[Directions] Which lines hold the word "eretto"? Copy each of them from the material.

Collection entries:
— start —
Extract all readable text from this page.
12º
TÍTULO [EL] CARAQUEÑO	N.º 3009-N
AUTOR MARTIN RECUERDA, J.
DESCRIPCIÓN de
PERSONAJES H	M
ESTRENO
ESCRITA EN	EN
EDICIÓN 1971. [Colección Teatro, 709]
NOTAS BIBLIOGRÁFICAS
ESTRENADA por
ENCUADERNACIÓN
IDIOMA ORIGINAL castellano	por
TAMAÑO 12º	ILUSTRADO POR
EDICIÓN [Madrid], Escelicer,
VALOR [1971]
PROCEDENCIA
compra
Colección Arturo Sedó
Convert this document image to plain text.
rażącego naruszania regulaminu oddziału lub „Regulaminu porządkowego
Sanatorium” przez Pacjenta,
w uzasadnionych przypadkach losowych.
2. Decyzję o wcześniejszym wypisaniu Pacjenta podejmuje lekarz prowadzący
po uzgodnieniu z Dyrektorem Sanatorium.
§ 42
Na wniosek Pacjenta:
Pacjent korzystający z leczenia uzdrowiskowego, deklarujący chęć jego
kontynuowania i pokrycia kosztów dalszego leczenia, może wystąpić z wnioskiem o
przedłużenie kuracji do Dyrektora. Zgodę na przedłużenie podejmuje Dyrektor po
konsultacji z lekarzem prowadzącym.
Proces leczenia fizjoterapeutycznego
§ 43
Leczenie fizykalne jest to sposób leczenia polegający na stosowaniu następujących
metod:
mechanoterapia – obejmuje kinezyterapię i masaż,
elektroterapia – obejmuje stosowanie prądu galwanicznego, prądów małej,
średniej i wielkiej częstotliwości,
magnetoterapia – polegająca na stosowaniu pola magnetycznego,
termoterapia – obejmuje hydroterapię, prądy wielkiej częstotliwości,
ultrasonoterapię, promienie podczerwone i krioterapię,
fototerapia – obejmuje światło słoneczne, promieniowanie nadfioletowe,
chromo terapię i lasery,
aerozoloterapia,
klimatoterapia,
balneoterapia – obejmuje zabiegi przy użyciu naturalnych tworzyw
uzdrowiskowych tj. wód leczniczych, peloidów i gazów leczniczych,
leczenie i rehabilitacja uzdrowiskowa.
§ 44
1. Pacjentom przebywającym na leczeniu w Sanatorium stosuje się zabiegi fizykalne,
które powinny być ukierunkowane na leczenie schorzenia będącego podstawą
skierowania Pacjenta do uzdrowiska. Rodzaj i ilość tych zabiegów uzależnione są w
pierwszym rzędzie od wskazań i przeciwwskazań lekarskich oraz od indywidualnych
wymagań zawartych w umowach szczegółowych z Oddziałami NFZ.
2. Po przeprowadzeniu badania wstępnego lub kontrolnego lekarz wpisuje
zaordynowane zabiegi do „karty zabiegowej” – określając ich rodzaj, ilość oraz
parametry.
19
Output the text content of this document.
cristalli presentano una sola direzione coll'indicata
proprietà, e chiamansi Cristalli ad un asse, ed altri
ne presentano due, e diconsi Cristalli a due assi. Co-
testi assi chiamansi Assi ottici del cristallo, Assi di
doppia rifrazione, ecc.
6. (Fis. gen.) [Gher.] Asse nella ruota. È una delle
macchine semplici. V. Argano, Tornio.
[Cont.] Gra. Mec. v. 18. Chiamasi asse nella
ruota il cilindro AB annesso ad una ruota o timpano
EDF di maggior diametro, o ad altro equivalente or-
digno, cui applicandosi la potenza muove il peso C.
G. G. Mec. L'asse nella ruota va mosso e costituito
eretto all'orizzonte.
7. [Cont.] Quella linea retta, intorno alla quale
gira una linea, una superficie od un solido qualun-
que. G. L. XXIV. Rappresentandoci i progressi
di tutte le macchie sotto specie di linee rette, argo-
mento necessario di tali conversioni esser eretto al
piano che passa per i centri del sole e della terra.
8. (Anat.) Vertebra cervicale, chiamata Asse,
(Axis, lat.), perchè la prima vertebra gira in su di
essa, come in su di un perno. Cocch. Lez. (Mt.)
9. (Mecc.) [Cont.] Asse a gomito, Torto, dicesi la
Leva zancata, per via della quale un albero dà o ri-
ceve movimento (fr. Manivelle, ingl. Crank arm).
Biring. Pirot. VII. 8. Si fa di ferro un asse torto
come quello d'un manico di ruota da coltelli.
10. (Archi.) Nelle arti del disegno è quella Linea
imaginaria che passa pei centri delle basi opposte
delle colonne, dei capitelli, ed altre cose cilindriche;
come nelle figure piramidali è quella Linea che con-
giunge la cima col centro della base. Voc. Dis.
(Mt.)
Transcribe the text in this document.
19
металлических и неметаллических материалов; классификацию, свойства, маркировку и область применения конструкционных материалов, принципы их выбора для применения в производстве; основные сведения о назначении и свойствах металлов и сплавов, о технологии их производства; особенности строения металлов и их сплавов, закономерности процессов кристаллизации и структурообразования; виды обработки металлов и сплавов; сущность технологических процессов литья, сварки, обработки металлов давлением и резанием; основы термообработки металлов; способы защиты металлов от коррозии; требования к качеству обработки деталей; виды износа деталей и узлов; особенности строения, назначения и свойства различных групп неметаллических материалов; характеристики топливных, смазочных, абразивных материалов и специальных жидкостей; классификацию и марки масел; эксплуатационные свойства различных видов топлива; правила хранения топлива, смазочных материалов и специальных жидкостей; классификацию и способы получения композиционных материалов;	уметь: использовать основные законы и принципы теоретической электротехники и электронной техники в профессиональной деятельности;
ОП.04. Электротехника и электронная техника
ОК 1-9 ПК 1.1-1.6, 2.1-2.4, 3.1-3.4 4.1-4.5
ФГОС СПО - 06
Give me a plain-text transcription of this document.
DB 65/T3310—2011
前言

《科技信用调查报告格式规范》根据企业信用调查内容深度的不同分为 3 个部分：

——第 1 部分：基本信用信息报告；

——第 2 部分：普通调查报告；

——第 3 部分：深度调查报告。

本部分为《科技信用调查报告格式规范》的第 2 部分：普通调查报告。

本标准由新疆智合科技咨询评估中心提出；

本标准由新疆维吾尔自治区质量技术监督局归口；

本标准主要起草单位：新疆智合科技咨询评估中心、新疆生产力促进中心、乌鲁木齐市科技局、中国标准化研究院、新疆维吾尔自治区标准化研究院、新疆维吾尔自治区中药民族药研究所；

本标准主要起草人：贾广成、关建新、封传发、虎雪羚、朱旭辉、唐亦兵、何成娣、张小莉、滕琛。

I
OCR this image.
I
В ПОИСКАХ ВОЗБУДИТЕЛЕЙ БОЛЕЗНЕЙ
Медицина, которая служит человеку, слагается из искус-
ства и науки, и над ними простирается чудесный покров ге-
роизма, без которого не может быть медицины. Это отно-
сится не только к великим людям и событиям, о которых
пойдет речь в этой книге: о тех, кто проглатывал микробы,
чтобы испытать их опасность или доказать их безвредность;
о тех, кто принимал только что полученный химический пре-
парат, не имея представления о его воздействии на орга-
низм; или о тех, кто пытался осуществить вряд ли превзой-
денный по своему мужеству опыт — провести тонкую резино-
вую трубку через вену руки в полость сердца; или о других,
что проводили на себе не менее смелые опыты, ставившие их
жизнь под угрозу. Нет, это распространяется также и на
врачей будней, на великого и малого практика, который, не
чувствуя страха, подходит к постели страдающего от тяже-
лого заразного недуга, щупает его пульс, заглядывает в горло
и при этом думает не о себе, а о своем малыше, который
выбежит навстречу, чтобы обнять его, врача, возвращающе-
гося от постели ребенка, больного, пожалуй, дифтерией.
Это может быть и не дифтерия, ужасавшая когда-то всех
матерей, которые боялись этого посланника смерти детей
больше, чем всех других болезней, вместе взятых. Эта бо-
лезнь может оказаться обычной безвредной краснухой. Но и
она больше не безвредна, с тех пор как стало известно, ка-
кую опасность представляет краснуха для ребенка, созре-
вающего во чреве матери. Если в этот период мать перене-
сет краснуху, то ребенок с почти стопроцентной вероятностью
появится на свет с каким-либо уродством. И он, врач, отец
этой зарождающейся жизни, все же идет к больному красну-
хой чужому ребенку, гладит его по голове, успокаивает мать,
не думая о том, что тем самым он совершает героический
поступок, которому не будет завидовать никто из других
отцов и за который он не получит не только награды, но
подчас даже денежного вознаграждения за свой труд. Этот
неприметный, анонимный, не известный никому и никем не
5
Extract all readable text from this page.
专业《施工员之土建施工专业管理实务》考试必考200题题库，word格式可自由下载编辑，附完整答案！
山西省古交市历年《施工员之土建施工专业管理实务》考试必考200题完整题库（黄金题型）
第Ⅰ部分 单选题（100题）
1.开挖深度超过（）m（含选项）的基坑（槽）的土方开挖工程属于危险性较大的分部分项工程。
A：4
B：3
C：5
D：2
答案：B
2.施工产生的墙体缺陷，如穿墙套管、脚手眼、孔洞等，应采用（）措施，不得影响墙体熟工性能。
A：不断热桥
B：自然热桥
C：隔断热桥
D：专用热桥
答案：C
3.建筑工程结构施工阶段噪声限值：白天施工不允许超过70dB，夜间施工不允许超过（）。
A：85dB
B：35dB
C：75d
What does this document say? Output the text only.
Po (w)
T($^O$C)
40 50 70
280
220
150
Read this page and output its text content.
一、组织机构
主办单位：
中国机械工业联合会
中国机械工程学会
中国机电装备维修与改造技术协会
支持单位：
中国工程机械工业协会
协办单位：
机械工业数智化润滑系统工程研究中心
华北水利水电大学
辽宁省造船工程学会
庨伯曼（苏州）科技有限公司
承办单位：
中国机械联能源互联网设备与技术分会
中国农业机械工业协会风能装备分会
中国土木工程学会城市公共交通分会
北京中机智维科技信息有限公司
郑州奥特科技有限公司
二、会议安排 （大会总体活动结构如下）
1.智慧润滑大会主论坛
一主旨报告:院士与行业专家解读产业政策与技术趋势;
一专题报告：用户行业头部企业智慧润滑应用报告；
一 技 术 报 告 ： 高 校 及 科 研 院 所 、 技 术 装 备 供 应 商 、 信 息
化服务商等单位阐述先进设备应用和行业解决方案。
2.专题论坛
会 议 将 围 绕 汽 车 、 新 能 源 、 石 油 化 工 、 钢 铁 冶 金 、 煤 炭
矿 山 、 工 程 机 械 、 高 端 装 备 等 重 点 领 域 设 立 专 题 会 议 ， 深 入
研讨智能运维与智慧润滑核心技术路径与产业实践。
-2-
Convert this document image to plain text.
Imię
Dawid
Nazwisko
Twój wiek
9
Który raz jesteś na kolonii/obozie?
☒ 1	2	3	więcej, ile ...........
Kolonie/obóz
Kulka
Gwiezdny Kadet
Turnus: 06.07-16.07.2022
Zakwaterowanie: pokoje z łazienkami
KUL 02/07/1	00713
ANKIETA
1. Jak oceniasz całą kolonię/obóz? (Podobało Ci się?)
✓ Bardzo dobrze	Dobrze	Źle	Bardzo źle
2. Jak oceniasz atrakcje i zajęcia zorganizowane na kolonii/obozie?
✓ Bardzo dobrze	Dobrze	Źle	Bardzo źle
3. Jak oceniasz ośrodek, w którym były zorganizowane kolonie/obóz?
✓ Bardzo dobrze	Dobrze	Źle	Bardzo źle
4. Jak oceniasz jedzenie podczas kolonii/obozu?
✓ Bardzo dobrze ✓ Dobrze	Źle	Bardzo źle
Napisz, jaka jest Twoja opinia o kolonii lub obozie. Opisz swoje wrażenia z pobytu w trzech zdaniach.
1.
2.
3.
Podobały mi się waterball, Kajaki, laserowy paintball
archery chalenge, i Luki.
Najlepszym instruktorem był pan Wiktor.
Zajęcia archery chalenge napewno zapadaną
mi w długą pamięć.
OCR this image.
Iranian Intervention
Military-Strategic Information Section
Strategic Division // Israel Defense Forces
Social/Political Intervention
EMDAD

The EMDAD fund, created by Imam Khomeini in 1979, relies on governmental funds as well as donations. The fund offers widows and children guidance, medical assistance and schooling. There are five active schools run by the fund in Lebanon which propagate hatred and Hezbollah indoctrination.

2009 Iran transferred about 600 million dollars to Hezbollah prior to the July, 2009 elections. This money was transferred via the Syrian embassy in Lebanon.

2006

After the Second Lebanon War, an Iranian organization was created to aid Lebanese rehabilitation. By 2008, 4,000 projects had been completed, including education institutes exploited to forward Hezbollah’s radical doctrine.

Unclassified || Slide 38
— end —
[Written solution]
eretto all'orizzonte.
mento necessario di tali conversioni esser eretto al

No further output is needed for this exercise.